### What is being asked
Check each line of the records below and collect those holding "http".

### Source data
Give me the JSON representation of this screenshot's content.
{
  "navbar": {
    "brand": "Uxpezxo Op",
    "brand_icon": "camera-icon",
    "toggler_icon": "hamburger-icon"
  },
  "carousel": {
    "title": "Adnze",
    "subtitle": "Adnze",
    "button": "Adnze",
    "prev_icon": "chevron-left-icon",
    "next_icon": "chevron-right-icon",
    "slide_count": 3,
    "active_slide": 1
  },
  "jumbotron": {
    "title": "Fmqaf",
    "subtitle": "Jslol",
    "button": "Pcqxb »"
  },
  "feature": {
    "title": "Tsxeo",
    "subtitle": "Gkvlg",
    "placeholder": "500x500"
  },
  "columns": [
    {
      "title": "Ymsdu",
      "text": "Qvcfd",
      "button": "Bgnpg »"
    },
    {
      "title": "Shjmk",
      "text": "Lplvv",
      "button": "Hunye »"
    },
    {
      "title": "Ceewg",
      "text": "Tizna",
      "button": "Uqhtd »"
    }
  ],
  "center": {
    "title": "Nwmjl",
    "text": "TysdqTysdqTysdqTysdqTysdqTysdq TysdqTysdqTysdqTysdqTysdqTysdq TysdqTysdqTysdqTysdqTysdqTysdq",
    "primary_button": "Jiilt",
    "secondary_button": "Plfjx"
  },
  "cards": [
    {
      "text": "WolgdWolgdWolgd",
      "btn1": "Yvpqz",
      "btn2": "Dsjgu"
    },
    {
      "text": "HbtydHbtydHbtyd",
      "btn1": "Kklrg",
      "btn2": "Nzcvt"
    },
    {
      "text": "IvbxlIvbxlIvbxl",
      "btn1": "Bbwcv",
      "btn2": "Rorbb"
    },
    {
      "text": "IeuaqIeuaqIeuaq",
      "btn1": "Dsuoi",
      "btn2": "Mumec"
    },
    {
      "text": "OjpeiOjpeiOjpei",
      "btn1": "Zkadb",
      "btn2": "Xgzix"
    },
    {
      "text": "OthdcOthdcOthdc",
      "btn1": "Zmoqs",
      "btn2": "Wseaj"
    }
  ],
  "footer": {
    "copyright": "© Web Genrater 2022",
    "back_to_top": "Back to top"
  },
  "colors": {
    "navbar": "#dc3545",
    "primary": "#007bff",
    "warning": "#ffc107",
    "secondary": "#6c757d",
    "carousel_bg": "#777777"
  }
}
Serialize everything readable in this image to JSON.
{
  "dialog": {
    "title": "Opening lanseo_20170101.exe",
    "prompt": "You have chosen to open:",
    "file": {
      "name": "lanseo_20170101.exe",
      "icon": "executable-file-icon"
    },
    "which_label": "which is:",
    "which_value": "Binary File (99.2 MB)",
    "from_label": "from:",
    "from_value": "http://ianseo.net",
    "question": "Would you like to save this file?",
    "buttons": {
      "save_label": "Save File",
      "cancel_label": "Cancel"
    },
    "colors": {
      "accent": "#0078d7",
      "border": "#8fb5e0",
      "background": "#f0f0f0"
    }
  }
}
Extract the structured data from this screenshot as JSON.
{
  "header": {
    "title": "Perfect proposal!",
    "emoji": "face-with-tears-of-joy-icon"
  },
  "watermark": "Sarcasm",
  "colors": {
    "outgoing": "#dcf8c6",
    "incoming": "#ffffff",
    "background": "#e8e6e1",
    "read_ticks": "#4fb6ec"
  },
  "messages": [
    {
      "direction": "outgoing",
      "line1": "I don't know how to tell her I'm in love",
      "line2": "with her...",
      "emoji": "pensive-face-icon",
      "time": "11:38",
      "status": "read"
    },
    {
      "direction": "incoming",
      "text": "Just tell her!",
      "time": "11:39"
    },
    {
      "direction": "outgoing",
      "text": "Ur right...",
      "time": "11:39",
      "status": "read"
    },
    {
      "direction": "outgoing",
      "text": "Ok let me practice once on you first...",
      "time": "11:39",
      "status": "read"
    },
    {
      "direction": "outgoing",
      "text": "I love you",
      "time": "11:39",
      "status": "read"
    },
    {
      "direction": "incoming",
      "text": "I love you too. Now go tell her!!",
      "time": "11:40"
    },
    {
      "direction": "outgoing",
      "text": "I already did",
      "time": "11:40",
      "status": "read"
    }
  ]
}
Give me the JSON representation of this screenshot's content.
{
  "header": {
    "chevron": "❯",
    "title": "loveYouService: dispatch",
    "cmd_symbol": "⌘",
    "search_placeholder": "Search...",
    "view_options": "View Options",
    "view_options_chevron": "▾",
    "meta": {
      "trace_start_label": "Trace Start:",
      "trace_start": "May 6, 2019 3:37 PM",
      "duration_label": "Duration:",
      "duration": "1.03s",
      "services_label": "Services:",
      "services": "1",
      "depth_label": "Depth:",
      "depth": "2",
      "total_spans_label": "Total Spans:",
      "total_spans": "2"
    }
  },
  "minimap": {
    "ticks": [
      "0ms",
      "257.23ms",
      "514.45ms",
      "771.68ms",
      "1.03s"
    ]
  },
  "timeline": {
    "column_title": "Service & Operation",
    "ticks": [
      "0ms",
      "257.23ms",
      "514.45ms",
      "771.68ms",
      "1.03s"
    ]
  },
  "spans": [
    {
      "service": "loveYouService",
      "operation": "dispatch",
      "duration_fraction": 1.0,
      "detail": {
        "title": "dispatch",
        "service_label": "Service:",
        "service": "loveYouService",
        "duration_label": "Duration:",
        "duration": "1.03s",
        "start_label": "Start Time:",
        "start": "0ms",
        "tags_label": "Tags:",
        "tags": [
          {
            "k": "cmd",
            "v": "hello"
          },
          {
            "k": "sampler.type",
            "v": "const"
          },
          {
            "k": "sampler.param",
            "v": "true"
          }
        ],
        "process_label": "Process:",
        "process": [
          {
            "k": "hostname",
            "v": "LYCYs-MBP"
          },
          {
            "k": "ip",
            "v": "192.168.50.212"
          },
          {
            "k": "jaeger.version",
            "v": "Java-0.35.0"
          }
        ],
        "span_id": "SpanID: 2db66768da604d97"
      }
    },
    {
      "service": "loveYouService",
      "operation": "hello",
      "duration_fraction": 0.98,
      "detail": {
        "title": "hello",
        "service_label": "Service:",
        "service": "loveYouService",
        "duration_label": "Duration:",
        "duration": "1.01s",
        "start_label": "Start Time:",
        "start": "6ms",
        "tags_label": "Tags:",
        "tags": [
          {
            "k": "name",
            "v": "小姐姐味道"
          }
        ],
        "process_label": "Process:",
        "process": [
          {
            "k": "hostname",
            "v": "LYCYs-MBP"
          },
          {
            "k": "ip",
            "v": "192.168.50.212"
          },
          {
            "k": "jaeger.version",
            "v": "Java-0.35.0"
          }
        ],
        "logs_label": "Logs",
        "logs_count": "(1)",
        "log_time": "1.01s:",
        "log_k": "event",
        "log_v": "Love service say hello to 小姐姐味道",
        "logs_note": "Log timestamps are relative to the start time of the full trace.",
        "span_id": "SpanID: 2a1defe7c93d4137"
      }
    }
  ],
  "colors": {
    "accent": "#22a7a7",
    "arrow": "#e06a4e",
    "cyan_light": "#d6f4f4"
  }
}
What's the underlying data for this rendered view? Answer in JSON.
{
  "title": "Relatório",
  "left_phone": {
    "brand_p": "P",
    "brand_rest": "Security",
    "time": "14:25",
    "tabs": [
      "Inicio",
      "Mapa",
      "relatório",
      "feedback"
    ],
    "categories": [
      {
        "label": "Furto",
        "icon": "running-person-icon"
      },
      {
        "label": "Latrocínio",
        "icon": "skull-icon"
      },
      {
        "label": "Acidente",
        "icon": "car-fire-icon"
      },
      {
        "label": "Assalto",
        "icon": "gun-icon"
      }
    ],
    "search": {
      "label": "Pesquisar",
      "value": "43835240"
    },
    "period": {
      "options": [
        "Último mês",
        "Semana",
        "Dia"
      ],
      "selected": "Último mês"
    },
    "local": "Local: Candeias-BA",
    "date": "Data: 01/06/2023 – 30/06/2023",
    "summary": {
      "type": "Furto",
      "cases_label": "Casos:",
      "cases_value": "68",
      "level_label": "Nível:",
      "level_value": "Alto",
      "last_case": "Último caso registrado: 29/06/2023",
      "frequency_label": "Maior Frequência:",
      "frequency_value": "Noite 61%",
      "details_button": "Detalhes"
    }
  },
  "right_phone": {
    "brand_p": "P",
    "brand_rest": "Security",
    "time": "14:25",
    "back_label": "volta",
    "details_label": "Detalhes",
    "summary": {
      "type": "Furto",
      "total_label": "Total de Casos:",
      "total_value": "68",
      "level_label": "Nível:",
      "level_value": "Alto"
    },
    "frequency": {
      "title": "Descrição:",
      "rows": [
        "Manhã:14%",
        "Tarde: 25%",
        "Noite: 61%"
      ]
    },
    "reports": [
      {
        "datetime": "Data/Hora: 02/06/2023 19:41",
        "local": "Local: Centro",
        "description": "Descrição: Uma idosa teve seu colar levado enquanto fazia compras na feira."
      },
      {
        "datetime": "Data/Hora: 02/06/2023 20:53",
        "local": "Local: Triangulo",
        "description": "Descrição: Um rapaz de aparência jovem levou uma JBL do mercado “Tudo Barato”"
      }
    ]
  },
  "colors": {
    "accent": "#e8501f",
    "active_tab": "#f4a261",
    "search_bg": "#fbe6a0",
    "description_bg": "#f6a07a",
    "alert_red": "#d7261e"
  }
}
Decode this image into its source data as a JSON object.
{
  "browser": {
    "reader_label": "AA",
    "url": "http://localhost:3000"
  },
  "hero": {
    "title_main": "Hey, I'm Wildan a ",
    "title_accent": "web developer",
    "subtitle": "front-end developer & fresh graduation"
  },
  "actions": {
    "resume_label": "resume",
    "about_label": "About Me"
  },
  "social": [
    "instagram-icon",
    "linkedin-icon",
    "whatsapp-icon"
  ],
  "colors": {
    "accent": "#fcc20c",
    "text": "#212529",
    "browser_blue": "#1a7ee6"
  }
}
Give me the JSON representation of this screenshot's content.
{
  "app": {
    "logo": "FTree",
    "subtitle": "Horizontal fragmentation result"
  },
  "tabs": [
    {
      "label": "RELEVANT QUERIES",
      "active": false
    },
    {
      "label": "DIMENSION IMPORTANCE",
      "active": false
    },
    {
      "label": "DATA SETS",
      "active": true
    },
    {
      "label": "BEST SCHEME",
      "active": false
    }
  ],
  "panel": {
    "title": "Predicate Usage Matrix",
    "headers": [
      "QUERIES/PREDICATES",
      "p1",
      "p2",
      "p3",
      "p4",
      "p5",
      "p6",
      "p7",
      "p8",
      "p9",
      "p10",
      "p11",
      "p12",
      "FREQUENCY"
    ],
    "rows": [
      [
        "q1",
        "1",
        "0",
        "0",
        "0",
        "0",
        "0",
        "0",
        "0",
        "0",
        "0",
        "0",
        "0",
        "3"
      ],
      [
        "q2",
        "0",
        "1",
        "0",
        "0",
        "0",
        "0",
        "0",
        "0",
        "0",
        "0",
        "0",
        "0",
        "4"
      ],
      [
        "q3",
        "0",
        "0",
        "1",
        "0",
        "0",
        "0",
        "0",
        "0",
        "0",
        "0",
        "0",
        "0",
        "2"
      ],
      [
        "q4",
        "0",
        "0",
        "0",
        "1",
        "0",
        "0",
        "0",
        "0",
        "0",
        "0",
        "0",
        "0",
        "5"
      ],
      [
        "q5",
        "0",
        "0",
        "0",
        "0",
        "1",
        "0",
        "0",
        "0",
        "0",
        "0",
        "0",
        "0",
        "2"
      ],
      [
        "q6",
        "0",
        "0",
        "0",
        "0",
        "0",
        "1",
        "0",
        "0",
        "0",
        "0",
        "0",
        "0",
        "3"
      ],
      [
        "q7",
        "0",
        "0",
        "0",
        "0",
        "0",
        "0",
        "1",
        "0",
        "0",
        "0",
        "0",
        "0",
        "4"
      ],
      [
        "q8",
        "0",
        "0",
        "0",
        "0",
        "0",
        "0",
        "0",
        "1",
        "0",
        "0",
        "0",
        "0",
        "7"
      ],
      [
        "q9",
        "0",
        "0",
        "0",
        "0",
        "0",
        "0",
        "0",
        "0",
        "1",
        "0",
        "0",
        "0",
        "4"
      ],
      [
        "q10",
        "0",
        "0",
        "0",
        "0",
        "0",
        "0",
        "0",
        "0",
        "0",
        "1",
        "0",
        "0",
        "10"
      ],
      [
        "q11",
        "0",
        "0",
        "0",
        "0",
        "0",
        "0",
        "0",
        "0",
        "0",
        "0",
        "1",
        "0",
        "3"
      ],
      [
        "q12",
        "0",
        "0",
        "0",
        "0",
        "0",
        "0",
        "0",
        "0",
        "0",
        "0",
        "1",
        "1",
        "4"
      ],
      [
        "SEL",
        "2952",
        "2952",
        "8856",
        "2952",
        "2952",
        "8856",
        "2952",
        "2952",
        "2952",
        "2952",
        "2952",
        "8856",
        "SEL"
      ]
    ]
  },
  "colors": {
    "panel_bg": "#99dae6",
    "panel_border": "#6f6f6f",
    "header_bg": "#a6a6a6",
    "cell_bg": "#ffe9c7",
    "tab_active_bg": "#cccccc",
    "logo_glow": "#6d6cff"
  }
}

### Correct response
    "from_value": "http://ianseo.net",
    "url": "http://localhost:3000"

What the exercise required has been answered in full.